Given instruction ▸ Using the listing below, report all lines holding the word "Plane".

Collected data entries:
==============================
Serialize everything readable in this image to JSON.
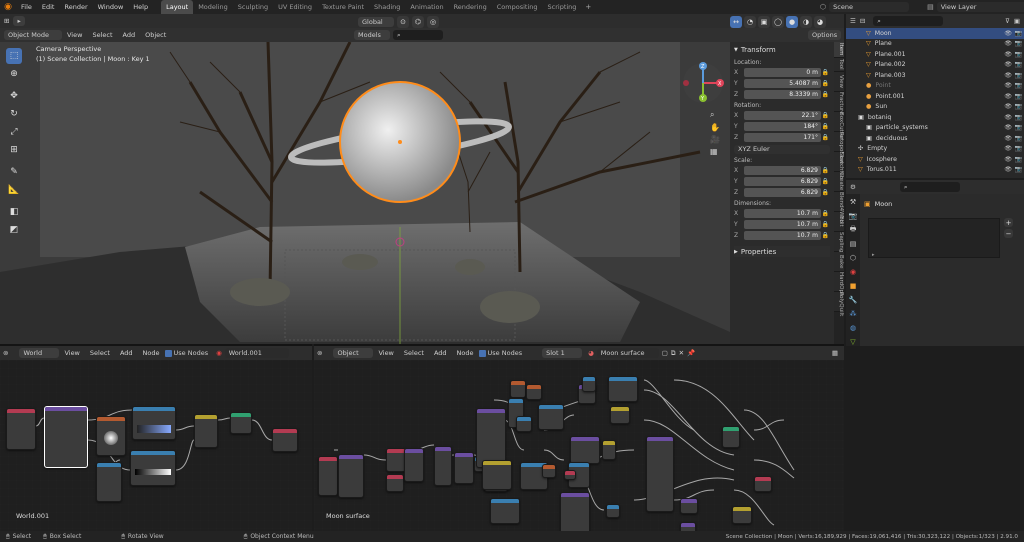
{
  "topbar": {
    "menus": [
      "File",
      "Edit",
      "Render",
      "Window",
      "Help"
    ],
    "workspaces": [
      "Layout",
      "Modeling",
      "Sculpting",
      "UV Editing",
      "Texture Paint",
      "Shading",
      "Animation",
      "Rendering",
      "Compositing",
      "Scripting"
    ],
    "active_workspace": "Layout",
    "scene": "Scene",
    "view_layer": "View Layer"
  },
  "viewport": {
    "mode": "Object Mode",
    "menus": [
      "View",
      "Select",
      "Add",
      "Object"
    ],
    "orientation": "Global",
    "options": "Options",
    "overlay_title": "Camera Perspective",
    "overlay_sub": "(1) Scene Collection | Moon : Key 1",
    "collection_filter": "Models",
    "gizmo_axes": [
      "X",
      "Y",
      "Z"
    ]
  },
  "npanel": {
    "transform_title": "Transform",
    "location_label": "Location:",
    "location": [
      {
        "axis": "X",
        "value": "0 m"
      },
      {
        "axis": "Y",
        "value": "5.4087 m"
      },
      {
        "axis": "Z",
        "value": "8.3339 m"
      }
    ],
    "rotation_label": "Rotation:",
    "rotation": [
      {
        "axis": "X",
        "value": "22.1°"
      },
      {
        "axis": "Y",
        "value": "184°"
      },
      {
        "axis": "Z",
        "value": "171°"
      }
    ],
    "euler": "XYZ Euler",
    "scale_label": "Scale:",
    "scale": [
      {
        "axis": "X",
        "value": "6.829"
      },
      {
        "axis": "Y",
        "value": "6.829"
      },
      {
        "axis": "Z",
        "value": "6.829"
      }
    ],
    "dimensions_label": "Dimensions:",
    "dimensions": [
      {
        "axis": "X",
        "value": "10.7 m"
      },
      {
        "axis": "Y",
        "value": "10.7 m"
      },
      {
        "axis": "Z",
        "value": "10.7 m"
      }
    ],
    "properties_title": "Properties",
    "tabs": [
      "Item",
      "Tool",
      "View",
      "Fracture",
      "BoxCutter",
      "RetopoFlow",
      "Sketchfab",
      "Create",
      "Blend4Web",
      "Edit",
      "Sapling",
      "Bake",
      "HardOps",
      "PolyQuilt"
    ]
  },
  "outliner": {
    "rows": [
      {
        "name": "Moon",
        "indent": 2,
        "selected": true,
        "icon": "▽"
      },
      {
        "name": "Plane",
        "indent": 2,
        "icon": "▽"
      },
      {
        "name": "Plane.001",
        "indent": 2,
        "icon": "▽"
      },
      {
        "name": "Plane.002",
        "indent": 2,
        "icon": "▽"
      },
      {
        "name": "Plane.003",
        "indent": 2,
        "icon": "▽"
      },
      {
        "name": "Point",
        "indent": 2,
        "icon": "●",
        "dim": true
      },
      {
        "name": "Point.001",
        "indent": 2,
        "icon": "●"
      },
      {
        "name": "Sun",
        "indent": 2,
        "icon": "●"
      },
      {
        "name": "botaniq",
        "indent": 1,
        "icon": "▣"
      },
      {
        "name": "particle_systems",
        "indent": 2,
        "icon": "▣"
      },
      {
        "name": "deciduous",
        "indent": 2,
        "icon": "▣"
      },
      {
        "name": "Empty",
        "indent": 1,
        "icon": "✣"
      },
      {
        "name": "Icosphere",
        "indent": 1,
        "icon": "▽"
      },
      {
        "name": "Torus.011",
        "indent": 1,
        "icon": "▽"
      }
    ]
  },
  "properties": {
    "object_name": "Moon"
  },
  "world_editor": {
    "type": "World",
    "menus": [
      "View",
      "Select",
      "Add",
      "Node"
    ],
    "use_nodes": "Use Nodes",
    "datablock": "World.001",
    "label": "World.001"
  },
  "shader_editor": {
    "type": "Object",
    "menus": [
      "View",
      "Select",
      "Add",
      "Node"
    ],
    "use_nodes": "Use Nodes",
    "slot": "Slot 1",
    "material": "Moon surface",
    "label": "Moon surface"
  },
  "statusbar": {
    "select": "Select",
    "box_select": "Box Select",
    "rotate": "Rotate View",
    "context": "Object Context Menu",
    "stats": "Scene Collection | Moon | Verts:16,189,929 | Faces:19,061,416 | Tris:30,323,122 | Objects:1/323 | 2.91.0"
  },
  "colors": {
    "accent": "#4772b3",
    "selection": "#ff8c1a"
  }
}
==============================
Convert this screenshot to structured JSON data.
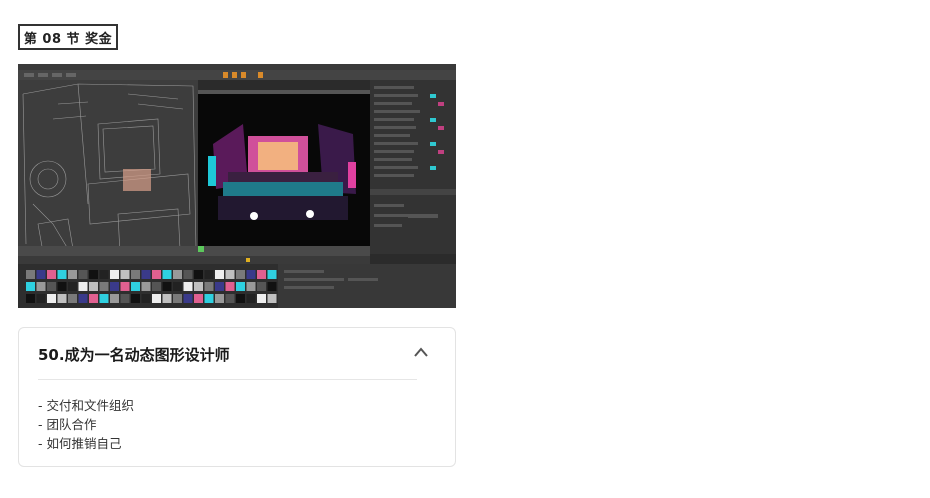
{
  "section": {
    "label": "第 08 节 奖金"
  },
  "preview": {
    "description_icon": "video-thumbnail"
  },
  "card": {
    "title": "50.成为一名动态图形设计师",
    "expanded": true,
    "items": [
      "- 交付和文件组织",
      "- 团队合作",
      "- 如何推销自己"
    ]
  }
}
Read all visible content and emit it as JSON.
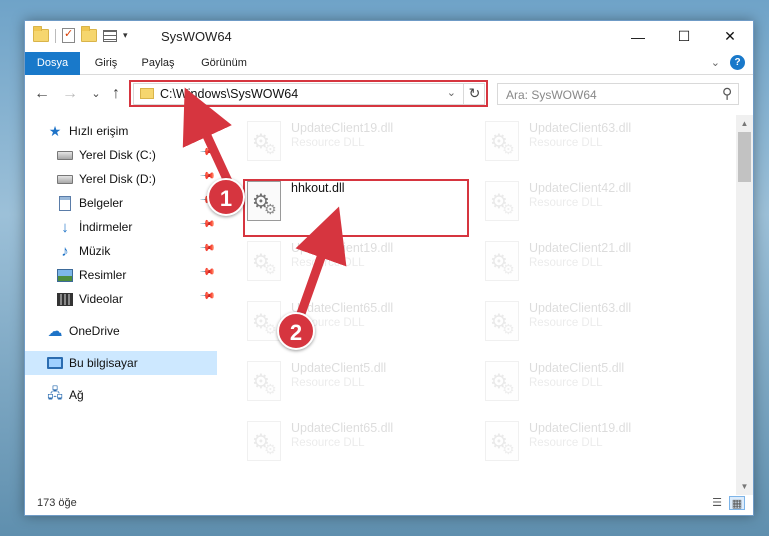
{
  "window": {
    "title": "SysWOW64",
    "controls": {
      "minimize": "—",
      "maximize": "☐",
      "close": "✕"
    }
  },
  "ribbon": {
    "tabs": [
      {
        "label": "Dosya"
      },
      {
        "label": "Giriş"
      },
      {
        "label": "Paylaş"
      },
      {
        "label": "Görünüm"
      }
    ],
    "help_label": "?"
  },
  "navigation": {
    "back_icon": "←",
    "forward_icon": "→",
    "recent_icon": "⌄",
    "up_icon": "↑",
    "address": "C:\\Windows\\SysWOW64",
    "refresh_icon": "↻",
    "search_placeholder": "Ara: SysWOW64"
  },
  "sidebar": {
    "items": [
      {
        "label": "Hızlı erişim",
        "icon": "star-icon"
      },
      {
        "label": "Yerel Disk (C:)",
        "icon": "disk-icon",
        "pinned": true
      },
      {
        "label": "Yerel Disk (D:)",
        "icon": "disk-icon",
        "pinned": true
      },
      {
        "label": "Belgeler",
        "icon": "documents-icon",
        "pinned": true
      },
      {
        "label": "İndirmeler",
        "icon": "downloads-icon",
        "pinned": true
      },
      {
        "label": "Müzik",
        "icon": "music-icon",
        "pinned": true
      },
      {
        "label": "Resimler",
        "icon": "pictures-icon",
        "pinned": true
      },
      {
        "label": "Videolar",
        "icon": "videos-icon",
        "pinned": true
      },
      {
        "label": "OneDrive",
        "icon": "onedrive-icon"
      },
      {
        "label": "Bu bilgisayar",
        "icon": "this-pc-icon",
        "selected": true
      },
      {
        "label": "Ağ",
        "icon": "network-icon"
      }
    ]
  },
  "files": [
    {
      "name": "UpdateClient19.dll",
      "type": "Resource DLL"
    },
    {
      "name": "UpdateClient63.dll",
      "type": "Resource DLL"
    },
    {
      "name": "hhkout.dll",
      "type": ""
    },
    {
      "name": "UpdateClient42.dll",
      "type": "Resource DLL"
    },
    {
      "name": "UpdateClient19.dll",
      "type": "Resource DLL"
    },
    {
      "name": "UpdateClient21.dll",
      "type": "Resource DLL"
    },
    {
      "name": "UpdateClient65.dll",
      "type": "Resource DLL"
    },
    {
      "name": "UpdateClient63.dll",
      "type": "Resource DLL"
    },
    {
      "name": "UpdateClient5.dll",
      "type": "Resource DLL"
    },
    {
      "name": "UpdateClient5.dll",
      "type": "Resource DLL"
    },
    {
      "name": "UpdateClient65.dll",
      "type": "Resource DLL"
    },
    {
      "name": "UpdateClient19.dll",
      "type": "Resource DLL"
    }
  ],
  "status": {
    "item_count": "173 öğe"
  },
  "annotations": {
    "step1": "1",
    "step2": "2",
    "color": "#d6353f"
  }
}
==============================
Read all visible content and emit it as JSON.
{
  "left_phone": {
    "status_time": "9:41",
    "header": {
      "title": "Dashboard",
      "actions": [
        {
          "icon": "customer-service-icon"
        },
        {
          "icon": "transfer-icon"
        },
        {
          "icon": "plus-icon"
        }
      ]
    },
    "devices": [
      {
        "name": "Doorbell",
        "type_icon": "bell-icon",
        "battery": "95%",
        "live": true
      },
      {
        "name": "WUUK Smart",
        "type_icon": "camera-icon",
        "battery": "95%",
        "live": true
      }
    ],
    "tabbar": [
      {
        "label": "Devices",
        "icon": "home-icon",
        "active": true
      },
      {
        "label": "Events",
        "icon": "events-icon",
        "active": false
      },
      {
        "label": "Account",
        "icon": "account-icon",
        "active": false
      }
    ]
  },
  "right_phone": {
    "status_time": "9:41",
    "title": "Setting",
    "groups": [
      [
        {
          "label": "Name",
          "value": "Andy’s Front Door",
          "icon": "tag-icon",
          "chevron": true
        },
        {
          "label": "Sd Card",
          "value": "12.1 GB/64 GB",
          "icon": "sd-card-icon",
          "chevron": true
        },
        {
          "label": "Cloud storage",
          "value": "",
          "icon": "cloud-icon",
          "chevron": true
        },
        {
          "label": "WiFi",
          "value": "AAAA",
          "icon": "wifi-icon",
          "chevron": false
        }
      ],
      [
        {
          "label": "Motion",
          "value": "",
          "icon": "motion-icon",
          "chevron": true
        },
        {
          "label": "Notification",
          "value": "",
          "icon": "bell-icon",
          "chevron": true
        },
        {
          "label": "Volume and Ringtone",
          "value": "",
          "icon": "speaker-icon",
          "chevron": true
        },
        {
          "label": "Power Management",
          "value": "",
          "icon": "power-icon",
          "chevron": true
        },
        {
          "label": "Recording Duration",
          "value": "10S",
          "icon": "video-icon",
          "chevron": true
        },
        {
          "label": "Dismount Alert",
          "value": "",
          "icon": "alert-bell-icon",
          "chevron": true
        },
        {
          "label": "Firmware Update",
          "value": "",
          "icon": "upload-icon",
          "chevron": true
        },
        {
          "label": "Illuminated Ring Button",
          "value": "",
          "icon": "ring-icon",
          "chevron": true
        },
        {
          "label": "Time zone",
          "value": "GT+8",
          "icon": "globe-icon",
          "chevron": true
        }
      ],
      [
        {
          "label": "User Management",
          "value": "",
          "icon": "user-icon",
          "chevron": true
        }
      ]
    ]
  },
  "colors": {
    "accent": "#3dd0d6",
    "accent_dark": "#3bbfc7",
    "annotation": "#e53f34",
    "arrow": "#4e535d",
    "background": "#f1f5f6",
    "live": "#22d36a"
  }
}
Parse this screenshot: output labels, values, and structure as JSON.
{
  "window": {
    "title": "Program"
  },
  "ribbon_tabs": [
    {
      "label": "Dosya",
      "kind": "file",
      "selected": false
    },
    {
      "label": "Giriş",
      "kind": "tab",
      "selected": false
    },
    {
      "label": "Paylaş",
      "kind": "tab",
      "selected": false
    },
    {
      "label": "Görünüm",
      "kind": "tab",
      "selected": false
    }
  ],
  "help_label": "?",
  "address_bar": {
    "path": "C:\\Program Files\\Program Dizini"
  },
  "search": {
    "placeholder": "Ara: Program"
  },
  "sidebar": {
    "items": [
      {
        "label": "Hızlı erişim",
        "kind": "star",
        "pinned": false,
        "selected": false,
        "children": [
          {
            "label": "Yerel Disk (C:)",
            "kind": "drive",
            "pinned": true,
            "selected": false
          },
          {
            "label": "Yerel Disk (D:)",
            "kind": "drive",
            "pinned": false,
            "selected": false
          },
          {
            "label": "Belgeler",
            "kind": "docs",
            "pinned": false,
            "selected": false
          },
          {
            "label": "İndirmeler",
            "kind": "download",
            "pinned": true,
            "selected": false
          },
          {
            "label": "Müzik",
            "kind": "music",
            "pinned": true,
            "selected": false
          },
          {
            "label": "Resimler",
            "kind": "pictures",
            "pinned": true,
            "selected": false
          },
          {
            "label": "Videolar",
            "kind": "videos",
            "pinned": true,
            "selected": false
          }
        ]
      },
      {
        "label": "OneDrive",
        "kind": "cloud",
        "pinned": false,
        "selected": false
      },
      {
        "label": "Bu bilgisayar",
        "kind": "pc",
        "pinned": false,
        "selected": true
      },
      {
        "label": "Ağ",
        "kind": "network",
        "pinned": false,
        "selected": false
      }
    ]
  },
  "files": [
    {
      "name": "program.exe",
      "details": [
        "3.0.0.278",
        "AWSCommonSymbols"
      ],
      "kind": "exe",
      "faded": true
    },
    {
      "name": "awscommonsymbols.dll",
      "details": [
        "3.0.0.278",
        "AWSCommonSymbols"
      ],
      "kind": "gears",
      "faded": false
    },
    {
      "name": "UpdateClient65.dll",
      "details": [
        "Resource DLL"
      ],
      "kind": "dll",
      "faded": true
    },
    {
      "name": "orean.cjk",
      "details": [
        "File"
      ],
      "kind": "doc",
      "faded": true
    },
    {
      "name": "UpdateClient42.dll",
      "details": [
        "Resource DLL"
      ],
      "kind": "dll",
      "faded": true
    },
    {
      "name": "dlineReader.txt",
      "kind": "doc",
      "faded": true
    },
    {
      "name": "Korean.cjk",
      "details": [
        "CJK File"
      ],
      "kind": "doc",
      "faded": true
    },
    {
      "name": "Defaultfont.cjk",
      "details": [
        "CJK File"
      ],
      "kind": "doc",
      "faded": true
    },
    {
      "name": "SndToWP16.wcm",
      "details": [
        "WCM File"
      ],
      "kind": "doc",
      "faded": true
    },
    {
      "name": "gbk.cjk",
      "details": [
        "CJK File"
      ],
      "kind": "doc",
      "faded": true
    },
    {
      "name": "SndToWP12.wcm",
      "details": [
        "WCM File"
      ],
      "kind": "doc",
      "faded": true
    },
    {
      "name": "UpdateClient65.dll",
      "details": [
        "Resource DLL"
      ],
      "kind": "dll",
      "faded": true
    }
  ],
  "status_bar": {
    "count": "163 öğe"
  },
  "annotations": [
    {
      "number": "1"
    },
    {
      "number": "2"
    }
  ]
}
==============================
Result of this task ▸
        "name": "Plane",
        "name": "Plane.001",
        "name": "Plane.002",
        "name": "Plane.003",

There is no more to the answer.